— BEGIN —

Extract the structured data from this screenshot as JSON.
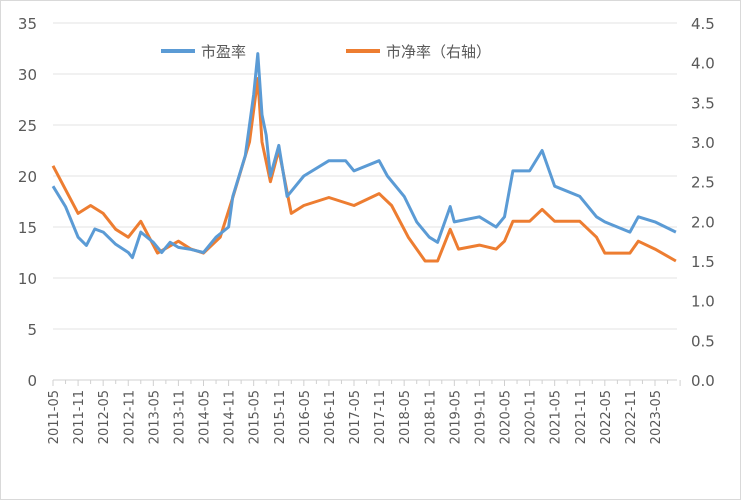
{
  "chart_data": {
    "type": "line",
    "title": "",
    "legend_position": "top",
    "grid": true,
    "y_left": {
      "range": [
        0,
        35
      ],
      "ticks": [
        "0",
        "5",
        "10",
        "15",
        "20",
        "25",
        "30",
        "35"
      ]
    },
    "y_right": {
      "range": [
        0,
        4.5
      ],
      "ticks": [
        "0.0",
        "0.5",
        "1.0",
        "1.5",
        "2.0",
        "2.5",
        "3.0",
        "3.5",
        "4.0",
        "4.5"
      ]
    },
    "x_ticks": [
      "2011-05",
      "2011-11",
      "2012-05",
      "2012-11",
      "2013-05",
      "2013-11",
      "2014-05",
      "2014-11",
      "2015-05",
      "2015-11",
      "2016-05",
      "2016-11",
      "2017-05",
      "2017-11",
      "2018-05",
      "2018-11",
      "2019-05",
      "2019-11",
      "2020-05",
      "2020-11",
      "2021-05",
      "2021-11",
      "2022-05",
      "2022-11",
      "2023-05"
    ],
    "series": [
      {
        "name": "市盈率",
        "axis": "left",
        "color": "#5b9bd5",
        "points": [
          [
            "2011-05",
            19
          ],
          [
            "2011-08",
            17
          ],
          [
            "2011-11",
            14
          ],
          [
            "2012-01",
            13.2
          ],
          [
            "2012-03",
            14.8
          ],
          [
            "2012-05",
            14.5
          ],
          [
            "2012-08",
            13.3
          ],
          [
            "2012-11",
            12.5
          ],
          [
            "2012-12",
            12
          ],
          [
            "2013-02",
            14.5
          ],
          [
            "2013-05",
            13.5
          ],
          [
            "2013-07",
            12.5
          ],
          [
            "2013-09",
            13.5
          ],
          [
            "2013-11",
            13
          ],
          [
            "2014-02",
            12.8
          ],
          [
            "2014-05",
            12.5
          ],
          [
            "2014-08",
            14
          ],
          [
            "2014-11",
            15
          ],
          [
            "2014-12",
            18
          ],
          [
            "2015-03",
            22
          ],
          [
            "2015-05",
            28
          ],
          [
            "2015-06",
            32
          ],
          [
            "2015-07",
            26
          ],
          [
            "2015-08",
            24
          ],
          [
            "2015-09",
            20
          ],
          [
            "2015-11",
            23
          ],
          [
            "2016-01",
            18
          ],
          [
            "2016-05",
            20
          ],
          [
            "2016-11",
            21.5
          ],
          [
            "2017-03",
            21.5
          ],
          [
            "2017-05",
            20.5
          ],
          [
            "2017-11",
            21.5
          ],
          [
            "2018-01",
            20
          ],
          [
            "2018-05",
            18
          ],
          [
            "2018-08",
            15.5
          ],
          [
            "2018-11",
            14
          ],
          [
            "2019-01",
            13.5
          ],
          [
            "2019-04",
            17
          ],
          [
            "2019-05",
            15.5
          ],
          [
            "2019-11",
            16
          ],
          [
            "2020-03",
            15
          ],
          [
            "2020-05",
            16
          ],
          [
            "2020-07",
            20.5
          ],
          [
            "2020-11",
            20.5
          ],
          [
            "2021-02",
            22.5
          ],
          [
            "2021-05",
            19
          ],
          [
            "2021-11",
            18
          ],
          [
            "2022-03",
            16
          ],
          [
            "2022-05",
            15.5
          ],
          [
            "2022-11",
            14.5
          ],
          [
            "2023-01",
            16
          ],
          [
            "2023-05",
            15.5
          ],
          [
            "2023-10",
            14.5
          ]
        ]
      },
      {
        "name": "市净率（右轴）",
        "axis": "right",
        "color": "#ed7d31",
        "points": [
          [
            "2011-05",
            2.7
          ],
          [
            "2011-08",
            2.4
          ],
          [
            "2011-11",
            2.1
          ],
          [
            "2012-02",
            2.2
          ],
          [
            "2012-05",
            2.1
          ],
          [
            "2012-08",
            1.9
          ],
          [
            "2012-11",
            1.8
          ],
          [
            "2013-02",
            2.0
          ],
          [
            "2013-06",
            1.6
          ],
          [
            "2013-11",
            1.75
          ],
          [
            "2014-02",
            1.65
          ],
          [
            "2014-05",
            1.6
          ],
          [
            "2014-09",
            1.8
          ],
          [
            "2014-12",
            2.3
          ],
          [
            "2015-04",
            3.0
          ],
          [
            "2015-06",
            3.8
          ],
          [
            "2015-07",
            3.0
          ],
          [
            "2015-09",
            2.5
          ],
          [
            "2015-11",
            2.9
          ],
          [
            "2016-02",
            2.1
          ],
          [
            "2016-05",
            2.2
          ],
          [
            "2016-11",
            2.3
          ],
          [
            "2017-05",
            2.2
          ],
          [
            "2017-11",
            2.35
          ],
          [
            "2018-02",
            2.2
          ],
          [
            "2018-06",
            1.8
          ],
          [
            "2018-10",
            1.5
          ],
          [
            "2019-01",
            1.5
          ],
          [
            "2019-04",
            1.9
          ],
          [
            "2019-06",
            1.65
          ],
          [
            "2019-11",
            1.7
          ],
          [
            "2020-03",
            1.65
          ],
          [
            "2020-05",
            1.75
          ],
          [
            "2020-07",
            2.0
          ],
          [
            "2020-11",
            2.0
          ],
          [
            "2021-02",
            2.15
          ],
          [
            "2021-05",
            2.0
          ],
          [
            "2021-11",
            2.0
          ],
          [
            "2022-03",
            1.8
          ],
          [
            "2022-05",
            1.6
          ],
          [
            "2022-11",
            1.6
          ],
          [
            "2023-01",
            1.75
          ],
          [
            "2023-05",
            1.65
          ],
          [
            "2023-10",
            1.5
          ]
        ]
      }
    ]
  }
}
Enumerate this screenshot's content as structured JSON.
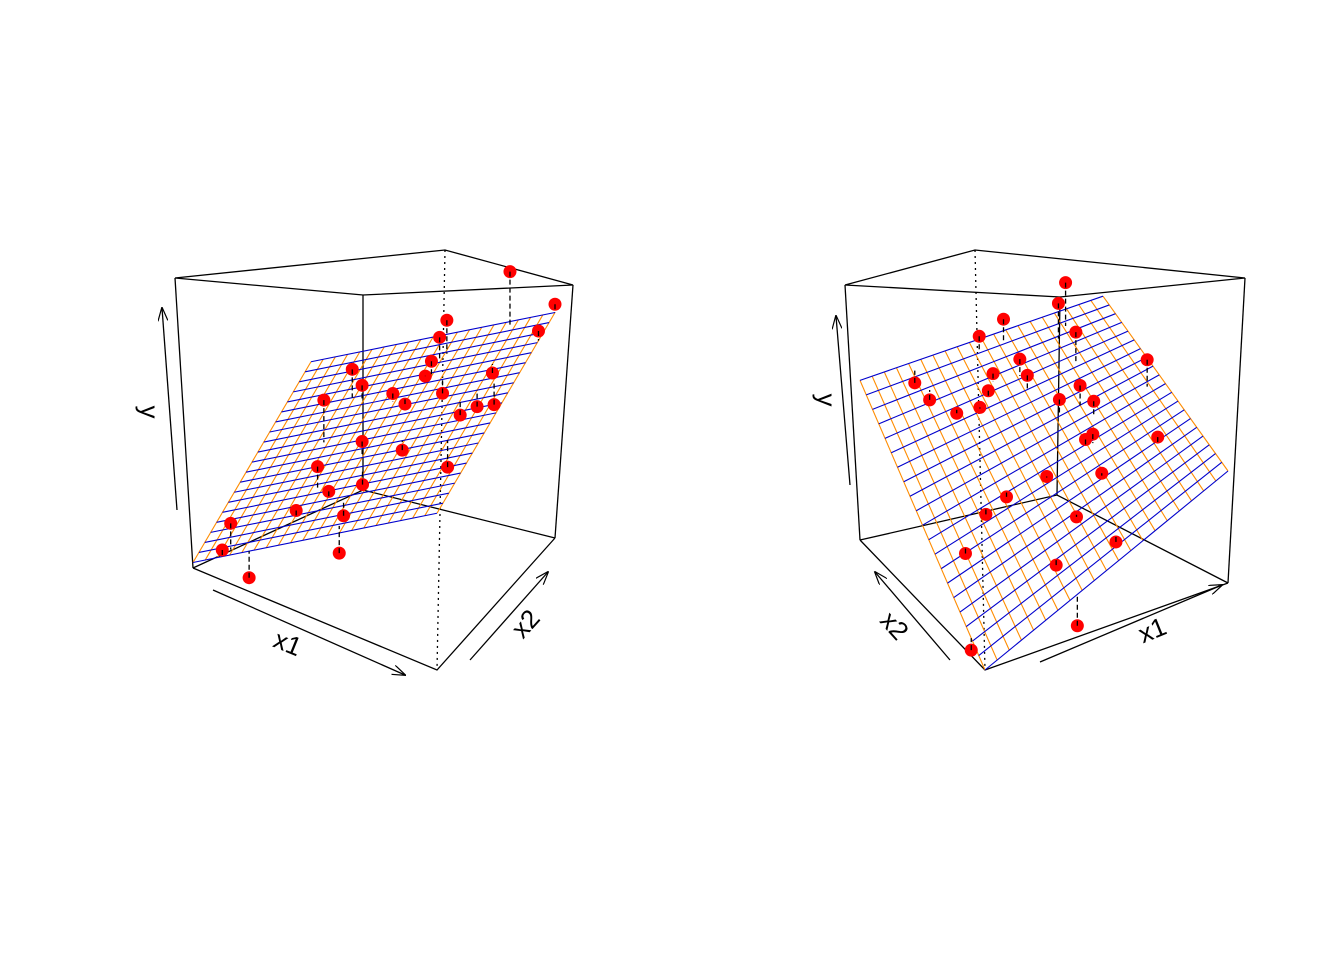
{
  "chart_data": [
    {
      "type": "scatter3d",
      "axis_labels": {
        "x1": "x1",
        "x2": "x2",
        "y": "y"
      },
      "points": {
        "x1": [
          0.83,
          1.0,
          1.0,
          0.61,
          0.59,
          0.6,
          0.29,
          0.34,
          0.57,
          0.49,
          0.54,
          0.66,
          0.85,
          0.28,
          0.8,
          0.85,
          0.91,
          0.49,
          0.64,
          0.85,
          0.38,
          0.45,
          0.54,
          0.36,
          0.53,
          0.14,
          0.12,
          0.58,
          0.23
        ],
        "x2": [
          0.97,
          1.0,
          0.86,
          0.89,
          0.87,
          0.78,
          0.75,
          0.73,
          0.79,
          0.68,
          0.68,
          0.75,
          0.78,
          0.53,
          0.61,
          0.65,
          0.67,
          0.42,
          0.45,
          0.4,
          0.27,
          0.22,
          0.32,
          0.13,
          0.18,
          0.03,
          0,
          0.04,
          0
        ],
        "y": [
          0.92,
          0.85,
          0.82,
          0.7,
          0.64,
          0.6,
          0.47,
          0.44,
          0.53,
          0.49,
          0.47,
          0.52,
          0.65,
          0.46,
          0.56,
          0.59,
          0.61,
          0.44,
          0.45,
          0.49,
          0.38,
          0.34,
          0.35,
          0.28,
          0.3,
          0.2,
          0.11,
          0.25,
          0.05
        ]
      },
      "point_color": "#ff0000",
      "surface": {
        "corners": [
          0.02,
          0.57,
          0.27,
          0.82
        ],
        "x1_line_color": "#0000cd",
        "x2_line_color": "#ff8c00"
      }
    },
    {
      "type": "scatter3d",
      "axis_labels": {
        "x1": "x1",
        "x2": "x2",
        "y": "y"
      },
      "points": {
        "x1": [
          0.81,
          0.76,
          0.77,
          0.57,
          0.47,
          0.56,
          0.46,
          0.56,
          0.94,
          0.21,
          0.23,
          0.42,
          0.29,
          0.37,
          0.7,
          0.62,
          0.72,
          0.67,
          0.64,
          0.86,
          0.64,
          0.47,
          0.32,
          0.23,
          0.5,
          0.58,
          0.11,
          0.37,
          0.38,
          0
        ],
        "x2": [
          0.93,
          0.89,
          0.77,
          0.96,
          0.96,
          0.81,
          0.83,
          0.75,
          0.53,
          0.97,
          0.89,
          0.79,
          0.79,
          0.76,
          0.6,
          0.61,
          0.53,
          0.44,
          0.44,
          0.29,
          0.31,
          0.42,
          0.45,
          0.44,
          0.24,
          0.08,
          0.37,
          0.15,
          0,
          0.11
        ],
        "y": [
          0.7,
          0.66,
          0.61,
          0.63,
          0.6,
          0.56,
          0.53,
          0.53,
          0.57,
          0.51,
          0.48,
          0.5,
          0.46,
          0.47,
          0.52,
          0.49,
          0.49,
          0.43,
          0.42,
          0.43,
          0.36,
          0.35,
          0.31,
          0.28,
          0.28,
          0.24,
          0.21,
          0.19,
          0.04,
          0.02
        ]
      },
      "point_color": "#ff0000",
      "surface": {
        "corners": [
          0,
          0.4,
          0.57,
          0.56
        ],
        "x1_line_color": "#0000cd",
        "x2_line_color": "#ff8c00"
      }
    }
  ]
}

— END —

§ Written request
From the listing above, copy every line that includes the word "this".

§ Exercise solution
Extract the structured data from this screenshot as JSON.
Enumerate this screenshot's content as structured JSON.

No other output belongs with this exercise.